**CHALLENGE**
Among the lines below, list those containing the string "ylabel".

**MATERIAL PROVIDED**

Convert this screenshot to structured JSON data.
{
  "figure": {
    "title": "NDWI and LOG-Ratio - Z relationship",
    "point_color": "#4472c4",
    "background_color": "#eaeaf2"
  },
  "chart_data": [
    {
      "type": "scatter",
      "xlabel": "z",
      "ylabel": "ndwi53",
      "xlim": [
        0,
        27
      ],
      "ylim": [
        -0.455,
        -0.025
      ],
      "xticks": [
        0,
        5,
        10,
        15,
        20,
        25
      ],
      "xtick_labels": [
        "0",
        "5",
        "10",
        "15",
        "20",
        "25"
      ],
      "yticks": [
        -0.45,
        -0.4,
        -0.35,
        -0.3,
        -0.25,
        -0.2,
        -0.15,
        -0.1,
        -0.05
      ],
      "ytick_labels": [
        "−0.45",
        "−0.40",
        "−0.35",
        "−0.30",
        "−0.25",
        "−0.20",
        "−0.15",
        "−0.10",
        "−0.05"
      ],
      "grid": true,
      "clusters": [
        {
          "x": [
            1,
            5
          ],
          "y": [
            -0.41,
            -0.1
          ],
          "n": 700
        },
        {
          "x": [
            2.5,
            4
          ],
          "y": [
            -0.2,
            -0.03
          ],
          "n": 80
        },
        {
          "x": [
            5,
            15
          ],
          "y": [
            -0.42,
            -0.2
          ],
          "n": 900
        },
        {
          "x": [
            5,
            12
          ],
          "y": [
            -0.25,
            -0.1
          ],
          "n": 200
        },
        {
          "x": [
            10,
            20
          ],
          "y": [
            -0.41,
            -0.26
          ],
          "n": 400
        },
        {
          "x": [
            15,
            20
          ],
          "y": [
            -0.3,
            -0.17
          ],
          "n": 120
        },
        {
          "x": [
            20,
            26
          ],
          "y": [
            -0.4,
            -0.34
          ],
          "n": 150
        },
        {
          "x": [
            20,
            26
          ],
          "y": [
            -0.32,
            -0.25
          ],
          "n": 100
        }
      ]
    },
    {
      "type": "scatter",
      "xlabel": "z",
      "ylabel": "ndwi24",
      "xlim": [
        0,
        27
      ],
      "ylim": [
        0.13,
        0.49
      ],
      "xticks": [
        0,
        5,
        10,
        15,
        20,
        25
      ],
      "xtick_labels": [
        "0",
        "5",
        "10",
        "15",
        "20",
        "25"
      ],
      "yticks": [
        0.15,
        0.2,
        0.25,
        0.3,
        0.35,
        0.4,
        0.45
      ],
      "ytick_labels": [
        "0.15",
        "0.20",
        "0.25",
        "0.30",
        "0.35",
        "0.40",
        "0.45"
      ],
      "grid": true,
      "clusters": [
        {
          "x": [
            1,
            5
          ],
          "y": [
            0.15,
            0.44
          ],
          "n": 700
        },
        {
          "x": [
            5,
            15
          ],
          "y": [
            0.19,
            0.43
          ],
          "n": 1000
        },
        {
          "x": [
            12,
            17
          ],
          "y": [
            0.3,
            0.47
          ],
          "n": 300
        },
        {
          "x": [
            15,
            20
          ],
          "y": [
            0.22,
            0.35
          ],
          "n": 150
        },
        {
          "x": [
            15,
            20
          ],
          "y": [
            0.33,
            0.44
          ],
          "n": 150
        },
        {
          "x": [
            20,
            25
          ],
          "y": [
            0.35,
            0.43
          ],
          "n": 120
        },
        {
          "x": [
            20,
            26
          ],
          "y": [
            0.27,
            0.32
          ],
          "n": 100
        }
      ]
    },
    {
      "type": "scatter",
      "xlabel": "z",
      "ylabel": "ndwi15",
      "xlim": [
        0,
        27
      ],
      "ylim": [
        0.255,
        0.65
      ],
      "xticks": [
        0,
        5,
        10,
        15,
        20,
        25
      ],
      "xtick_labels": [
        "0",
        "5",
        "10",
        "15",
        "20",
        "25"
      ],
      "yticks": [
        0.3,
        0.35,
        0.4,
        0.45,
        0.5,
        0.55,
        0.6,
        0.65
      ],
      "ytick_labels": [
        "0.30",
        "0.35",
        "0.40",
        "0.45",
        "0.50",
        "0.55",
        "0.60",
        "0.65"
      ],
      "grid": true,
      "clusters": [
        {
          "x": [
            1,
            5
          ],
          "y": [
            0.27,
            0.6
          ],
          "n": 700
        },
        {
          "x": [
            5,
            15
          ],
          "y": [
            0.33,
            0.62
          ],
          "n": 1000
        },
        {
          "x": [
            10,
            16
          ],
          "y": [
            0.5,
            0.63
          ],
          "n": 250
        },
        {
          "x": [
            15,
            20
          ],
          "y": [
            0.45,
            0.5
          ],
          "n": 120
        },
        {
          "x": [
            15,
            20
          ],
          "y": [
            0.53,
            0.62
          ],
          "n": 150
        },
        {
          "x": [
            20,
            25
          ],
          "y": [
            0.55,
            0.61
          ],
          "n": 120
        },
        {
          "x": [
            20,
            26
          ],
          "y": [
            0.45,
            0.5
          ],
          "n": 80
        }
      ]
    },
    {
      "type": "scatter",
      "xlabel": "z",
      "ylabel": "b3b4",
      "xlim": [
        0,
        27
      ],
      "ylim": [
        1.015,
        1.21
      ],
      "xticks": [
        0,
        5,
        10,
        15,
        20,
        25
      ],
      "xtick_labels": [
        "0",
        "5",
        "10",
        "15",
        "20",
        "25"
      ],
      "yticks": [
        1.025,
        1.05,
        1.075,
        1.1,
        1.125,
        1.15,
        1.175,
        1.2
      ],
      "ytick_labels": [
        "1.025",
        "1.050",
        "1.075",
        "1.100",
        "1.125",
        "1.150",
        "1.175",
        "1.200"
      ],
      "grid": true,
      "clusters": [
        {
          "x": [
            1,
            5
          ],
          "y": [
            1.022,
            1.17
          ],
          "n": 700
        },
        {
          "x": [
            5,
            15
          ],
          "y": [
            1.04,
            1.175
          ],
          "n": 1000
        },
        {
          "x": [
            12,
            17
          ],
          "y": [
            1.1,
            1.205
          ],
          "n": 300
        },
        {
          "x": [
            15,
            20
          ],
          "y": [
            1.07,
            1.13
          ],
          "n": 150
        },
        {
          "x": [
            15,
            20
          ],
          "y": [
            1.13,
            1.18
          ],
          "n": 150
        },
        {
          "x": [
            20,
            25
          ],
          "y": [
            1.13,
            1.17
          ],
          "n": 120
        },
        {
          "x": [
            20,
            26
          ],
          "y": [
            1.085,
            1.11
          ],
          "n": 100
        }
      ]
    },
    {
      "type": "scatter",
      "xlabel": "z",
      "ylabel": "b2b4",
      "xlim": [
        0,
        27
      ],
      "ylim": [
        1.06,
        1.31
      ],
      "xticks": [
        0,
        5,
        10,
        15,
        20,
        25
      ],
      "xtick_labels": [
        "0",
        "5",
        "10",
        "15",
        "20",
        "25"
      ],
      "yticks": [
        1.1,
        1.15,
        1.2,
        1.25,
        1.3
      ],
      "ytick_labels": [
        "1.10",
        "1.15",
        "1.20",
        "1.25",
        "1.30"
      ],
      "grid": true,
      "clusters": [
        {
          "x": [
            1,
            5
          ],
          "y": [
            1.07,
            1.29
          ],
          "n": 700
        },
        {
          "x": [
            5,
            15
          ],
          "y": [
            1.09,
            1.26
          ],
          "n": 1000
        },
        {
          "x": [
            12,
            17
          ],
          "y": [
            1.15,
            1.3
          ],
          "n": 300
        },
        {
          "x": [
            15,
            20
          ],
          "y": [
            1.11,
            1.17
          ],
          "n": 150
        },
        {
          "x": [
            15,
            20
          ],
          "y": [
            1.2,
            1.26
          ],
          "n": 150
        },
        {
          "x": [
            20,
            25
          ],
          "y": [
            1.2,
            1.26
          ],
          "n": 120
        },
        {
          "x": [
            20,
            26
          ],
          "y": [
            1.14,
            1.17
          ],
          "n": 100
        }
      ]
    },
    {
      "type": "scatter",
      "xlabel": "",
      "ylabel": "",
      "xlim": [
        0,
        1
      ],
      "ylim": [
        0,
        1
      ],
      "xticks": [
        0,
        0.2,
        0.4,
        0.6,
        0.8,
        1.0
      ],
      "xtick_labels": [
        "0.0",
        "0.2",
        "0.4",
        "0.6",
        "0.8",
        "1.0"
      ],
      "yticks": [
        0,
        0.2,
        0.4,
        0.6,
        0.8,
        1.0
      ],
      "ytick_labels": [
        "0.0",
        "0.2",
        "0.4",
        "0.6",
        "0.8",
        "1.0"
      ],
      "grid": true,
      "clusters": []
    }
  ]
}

**WRITTEN RESPONSE**
      "ylabel": "ndwi53",
      "ylabel": "ndwi24",
      "ylabel": "ndwi15",
      "ylabel": "b3b4",
      "ylabel": "b2b4",
      "ylabel": "",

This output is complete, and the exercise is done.